Alıntılanan Metin
<<<<

On günlük tatilin başladığı bu hafta sinema vizyonuna nispeten “hafif” ama seyre değer filmler damgasını vuruyor. Pek çok haftada olduğu gibi bu hafta da vizyona yeni giren filmlerin en kalburüstü olanı yine ironik biçimde aynı zamanda en sınırlı ölçekte gösterim şansı bulanı... Japonya’da geçen yıl ardarda tam üç ay gişelerde liste başında kalarak 8 milyondan fazla izleyiciyle bu ülkede yılın en çok izlenen filmi olan ve ayrıca fantastik sinemanın en prestijli festivali Sitges’te En İyi Canlandırma Filmi seçilen Japon yapımı çizgi film (anime) Senin Adın (Kimi no Na Wa, 2016); ülkemizde nihayet dün Başka Sinema zinciri üzerinden yedi şehirde toplam 13 salonda günde genellikle üç seans üzerinden izleyici karşısına çıktı.
Japon çizgi film sanatının büyük ustası Hayao Miyazaki’nin dört yıl kadar önce emekli olduğunu açıklaması üzerine çizgi filmlerin artık tarihe karışacağından endişe duyulmaya başlandığı günümüzde (*) Japon çizgi filmlerinin geleceğini dair umutları yeşerten Makato Shinkai imzalı Senin Adın, Japonya’nın kırsalında yaşayan Mitsuha adlı bir genç kız ile Tokyo’da yaşayan Taki adlı genç bir erkek arasındaki tuhaf ilişkiyi konu alıyor. Filmin başlarında Mitsuha ne bir kitapçı, ne de bir kafe bulunmayan ve kendisine arzu ettiği gibi bir gelecek için umut vermeyen kasaba yaşamından iyice bunaldığı bir gün Tokyo’da yaşayan yakışıklı bir erkek olarak dünyaya tekrar gelmeyi dilediğini ifade eder. Ve bu dileği kısmen, yarı-zamanlı olarak gerçekleşir! Mitsuha bazı sabahlar uyandığında kendini Taki’nin bedeni içinde Tokyo’da onun günlük yaşamını sürerken bulmaya, aynı anda tam tersi de Taki için sözkonusu olmaya, yani bu iki genç arasında her hafta birkaç gün her nasılsa kendi iradeleri dışında beden ve benlik takası yaşanmaya başlar…
Filmin ilk yarısı bu takasın ilginç sonuçlarını perdeye getiriyor: Taki, bedenini Mitsuha’nın benliğinin kapladığı günlerde “kadınsı” bazı davranışlar sergileyerek, çalıştığı restoranda yaşıtı olan tüm hemcinslerinin gözdesi konumundaki alımlı bir genç kadın şef garsonun ilgisini çekmeyi başarıyor örneğin. Ancak bu genç kadınla ilk randevusu, bedeninde kendi benliği olduğu bir güne denk geldiği için pek iyi gitmiyor! Senin Adın’ın toplumsal cinsel kimliklerin birbirini dışlayan tezahürleri yerine geçirgen denilebilecek tezahürlerinin daha işlevli olduğuna, yani örneğin kadınlara atfedilen davranışları dışlayarak inşa edilmiş “erkek” kimliği yerine özselci olmayan, “erkeklik” üzerinden inşa edilmemiş kimliklerin tercihe şayan olduğuna işaret ettiği bu ilk yarısı filmin en anlamlı bölümü. Bu arada Mitsuha’nın mekanının taşra, Taki’nin mekanının ise Tokyo oluşu üzerine de düşünmeye değer. “Uygarlığın” inşasından beri kadının (kontrol edilmekte güçlük çekilen, öngörülemez güçlerin at koşturduğu istikrarsız ve dolayısıyla güvenilir olmayan düzlem olarak) doğa, erkeğin ise (kontrolün tesis edildiği, öngörülebilir ve dolayısıyla güvenli düzlem olarak) uygarlık ile özdeş tasavvurunun izdüşümünü taşıyan bir eşleştirme bu. Ancak filmde bu noktadaki temsil içerisinde kadın figürünün erkeğe özenmesi dikkat çekici, Mitsuha yalnızca Tokyo’da yaşıyor olmayı arzulamıyor, ayrıca ve spesifik olarak Tokyo’da yaşayan genç bir erkek olmayı diliyor… Bu noktanın ışığında Senin Adın’ı tümden özgürlükçü/ilerici bir anlatıya sahip bir film olarak görmek zorlaşıyor erkeğe özenen kadının, sonuçta erkeği kadınsılaştırması ortada dursa da. Yani Senin Adın’da yukarıda sözedilen toplumsal cinsel kimliklerin birbirini dışlayan tezahürleri yerine geçirgen denilebilecek tezahürlerinin konulması noktasına giden yolun kadının erkeğe özenmesi ile açılması tartışmaya açık bir pozisyon.

>>>>

Toplanan Malzeme
<<<<

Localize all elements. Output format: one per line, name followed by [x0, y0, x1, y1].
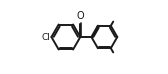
Text: O: O: [77, 11, 85, 21]
Text: Cl: Cl: [41, 32, 50, 42]
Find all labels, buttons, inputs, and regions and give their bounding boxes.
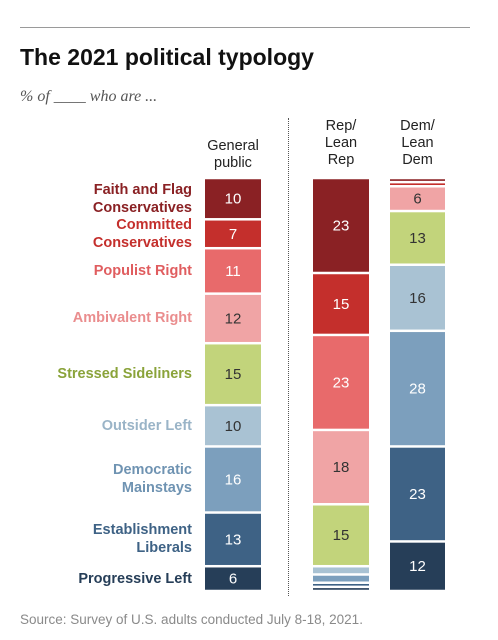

>>>>

Yapmanız Gereken
Senin Adın filmini ele alan yazıda "On günlük tatilin" ile "izleyici karşısına çıktı." arasındaki bölümü, bu iki ifade de dahil olmak üzere harfi harfine aktarın.

Yazılı Yanıt
On günlük tatilin başladığı bu hafta sinema vizyonuna nispeten “hafif” ama seyre değer filmler damgasını vuruyor. Pek çok haftada olduğu gibi bu hafta da vizyona yeni giren filmlerin en kalburüstü olanı yine ironik biçimde aynı zamanda en sınırlı ölçekte gösterim şansı bulanı... Japonya’da geçen yıl ardarda tam üç ay gişelerde liste başında kalarak 8 milyondan fazla izleyiciyle bu ülkede yılın en çok izlenen filmi olan ve ayrıca fantastik sinemanın en prestijli festivali Sitges’te En İyi Canlandırma Filmi seçilen Japon yapımı çizgi film (anime) Senin Adın (Kimi no Na Wa, 2016); ülkemizde nihayet dün Başka Sinema zinciri üzerinden yedi şehirde toplam 13 salonda günde genellikle üç seans üzerinden izleyici karşısına çıktı.